What needs to be done = Only the lines holding the string "level" are needed. Copy each one.

■ ■ ■ ■ ■

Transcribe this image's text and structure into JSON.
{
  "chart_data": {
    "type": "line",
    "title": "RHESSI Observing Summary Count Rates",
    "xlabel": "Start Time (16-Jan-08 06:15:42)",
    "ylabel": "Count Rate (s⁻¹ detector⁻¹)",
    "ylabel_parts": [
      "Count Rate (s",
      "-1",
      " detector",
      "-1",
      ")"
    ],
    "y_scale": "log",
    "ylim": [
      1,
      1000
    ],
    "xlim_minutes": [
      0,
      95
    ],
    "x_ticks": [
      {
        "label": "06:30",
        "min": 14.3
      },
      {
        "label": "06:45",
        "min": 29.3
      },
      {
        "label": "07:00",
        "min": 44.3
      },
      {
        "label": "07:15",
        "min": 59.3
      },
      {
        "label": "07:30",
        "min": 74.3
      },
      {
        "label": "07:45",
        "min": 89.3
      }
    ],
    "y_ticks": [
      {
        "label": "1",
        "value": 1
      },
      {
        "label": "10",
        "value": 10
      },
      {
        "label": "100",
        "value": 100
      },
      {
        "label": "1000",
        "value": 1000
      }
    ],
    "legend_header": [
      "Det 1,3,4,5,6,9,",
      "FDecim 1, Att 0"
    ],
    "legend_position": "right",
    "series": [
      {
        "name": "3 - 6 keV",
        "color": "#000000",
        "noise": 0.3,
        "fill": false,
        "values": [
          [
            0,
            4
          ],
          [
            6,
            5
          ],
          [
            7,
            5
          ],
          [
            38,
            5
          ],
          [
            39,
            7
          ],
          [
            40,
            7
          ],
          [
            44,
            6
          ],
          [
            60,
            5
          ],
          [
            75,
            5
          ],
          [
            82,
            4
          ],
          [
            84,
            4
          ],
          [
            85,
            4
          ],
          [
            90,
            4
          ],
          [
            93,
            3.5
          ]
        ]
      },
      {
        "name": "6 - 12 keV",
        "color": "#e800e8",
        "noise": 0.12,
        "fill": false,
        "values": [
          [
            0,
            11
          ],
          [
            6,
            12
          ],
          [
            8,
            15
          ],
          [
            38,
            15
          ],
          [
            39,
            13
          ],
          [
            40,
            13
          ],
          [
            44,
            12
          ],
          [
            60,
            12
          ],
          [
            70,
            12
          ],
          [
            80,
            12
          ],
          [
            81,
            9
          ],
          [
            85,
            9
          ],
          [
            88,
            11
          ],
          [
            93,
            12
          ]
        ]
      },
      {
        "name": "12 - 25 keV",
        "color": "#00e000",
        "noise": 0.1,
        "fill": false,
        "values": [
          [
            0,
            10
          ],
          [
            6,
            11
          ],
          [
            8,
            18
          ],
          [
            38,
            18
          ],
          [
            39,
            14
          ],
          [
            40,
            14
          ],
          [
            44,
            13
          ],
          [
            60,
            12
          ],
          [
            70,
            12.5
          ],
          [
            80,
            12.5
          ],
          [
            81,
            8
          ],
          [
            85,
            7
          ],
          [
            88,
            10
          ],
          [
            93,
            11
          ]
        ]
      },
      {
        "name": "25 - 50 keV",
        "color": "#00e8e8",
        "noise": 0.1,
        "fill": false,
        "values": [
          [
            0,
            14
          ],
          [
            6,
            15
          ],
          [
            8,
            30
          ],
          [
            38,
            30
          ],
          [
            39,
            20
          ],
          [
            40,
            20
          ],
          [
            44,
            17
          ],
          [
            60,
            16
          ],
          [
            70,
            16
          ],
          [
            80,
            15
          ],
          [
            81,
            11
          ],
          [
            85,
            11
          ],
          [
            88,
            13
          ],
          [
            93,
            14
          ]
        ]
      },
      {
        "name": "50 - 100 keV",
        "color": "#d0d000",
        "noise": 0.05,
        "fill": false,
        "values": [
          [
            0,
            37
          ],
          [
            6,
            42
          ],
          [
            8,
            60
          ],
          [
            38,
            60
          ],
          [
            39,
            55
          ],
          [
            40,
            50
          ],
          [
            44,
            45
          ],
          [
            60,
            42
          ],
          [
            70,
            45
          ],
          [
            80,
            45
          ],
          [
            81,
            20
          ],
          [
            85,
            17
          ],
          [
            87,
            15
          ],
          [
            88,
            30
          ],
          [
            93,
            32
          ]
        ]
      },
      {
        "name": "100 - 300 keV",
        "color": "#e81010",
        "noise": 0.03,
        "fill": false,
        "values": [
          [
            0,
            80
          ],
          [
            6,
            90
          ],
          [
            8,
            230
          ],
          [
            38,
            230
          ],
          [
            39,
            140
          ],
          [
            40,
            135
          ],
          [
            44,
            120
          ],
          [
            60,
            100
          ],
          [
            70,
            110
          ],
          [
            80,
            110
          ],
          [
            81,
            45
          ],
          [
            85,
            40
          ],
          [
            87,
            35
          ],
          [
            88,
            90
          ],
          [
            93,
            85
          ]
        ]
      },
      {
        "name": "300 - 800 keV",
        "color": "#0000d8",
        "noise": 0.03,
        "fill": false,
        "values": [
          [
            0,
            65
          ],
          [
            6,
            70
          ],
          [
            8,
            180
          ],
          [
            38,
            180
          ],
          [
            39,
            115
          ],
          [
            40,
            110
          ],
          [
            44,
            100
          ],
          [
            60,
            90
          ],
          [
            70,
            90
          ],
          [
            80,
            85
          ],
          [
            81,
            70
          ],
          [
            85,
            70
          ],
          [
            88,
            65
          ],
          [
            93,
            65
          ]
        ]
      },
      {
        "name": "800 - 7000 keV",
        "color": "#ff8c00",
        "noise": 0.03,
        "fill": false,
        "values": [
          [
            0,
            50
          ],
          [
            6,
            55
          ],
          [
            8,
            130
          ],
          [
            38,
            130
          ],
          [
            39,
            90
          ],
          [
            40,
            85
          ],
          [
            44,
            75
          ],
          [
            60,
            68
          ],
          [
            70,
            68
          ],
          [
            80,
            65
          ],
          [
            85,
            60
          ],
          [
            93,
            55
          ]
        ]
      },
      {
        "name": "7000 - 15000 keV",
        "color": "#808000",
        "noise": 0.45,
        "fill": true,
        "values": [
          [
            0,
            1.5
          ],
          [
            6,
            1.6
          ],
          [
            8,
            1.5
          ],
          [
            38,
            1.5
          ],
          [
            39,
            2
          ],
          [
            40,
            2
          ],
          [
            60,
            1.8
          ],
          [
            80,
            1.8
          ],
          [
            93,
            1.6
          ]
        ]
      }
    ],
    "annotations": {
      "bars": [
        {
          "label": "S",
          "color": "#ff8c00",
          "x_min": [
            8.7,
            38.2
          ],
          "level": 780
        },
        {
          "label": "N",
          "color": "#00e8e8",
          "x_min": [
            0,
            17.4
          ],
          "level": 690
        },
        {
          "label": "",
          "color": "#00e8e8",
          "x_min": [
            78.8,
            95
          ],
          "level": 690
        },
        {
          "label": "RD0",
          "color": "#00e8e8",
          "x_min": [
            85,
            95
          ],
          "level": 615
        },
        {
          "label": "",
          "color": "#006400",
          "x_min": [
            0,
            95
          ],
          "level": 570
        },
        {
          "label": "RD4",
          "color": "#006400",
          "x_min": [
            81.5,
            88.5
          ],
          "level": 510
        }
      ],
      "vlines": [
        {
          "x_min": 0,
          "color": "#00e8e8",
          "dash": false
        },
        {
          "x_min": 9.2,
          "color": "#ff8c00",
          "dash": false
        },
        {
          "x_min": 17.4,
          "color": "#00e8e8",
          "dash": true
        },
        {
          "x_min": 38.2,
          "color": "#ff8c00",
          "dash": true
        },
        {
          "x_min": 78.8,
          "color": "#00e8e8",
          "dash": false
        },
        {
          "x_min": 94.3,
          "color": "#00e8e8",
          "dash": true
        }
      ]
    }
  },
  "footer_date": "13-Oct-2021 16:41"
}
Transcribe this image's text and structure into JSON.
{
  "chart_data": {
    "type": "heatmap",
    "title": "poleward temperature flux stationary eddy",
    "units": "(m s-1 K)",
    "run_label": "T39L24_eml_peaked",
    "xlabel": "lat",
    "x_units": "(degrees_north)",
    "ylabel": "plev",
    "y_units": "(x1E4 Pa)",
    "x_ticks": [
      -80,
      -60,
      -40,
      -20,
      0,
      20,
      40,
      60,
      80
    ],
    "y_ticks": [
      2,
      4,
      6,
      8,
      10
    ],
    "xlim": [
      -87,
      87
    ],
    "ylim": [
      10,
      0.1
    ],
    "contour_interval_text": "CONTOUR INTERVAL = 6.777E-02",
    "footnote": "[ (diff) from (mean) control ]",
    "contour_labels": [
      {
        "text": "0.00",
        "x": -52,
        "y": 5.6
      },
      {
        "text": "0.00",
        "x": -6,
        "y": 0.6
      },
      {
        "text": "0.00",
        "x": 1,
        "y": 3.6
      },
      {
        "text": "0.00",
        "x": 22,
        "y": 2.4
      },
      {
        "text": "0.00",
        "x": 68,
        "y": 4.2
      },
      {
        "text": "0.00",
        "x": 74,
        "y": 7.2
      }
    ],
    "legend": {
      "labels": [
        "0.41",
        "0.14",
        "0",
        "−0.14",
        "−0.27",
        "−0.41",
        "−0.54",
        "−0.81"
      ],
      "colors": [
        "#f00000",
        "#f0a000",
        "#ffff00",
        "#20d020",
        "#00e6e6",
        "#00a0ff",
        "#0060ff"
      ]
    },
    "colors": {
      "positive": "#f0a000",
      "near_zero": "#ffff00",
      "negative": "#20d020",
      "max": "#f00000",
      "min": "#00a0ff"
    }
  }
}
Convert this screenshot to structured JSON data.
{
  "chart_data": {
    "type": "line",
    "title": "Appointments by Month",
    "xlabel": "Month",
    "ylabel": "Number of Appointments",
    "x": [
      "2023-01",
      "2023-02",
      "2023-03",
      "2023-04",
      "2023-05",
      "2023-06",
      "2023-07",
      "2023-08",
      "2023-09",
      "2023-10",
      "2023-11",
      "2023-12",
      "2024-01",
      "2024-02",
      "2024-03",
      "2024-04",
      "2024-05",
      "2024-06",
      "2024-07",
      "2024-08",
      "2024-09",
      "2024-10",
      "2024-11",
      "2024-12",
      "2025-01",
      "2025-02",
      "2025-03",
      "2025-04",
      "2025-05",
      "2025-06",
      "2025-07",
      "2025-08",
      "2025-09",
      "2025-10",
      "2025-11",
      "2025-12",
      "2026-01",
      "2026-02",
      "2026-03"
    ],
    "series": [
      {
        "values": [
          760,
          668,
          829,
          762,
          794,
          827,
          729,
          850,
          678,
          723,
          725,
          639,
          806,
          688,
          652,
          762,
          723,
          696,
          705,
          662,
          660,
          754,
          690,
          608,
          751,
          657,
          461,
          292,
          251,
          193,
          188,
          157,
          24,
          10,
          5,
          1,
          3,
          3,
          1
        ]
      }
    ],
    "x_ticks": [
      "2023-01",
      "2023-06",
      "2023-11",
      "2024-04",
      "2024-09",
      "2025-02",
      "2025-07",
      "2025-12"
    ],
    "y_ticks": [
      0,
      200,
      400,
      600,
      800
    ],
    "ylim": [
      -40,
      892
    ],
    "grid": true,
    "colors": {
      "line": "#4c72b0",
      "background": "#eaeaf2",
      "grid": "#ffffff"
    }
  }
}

■ ■ ■ ■ ■

Output for this exercise =
          "level": 780
          "level": 690
          "level": 690
          "level": 615
          "level": 570
          "level": 510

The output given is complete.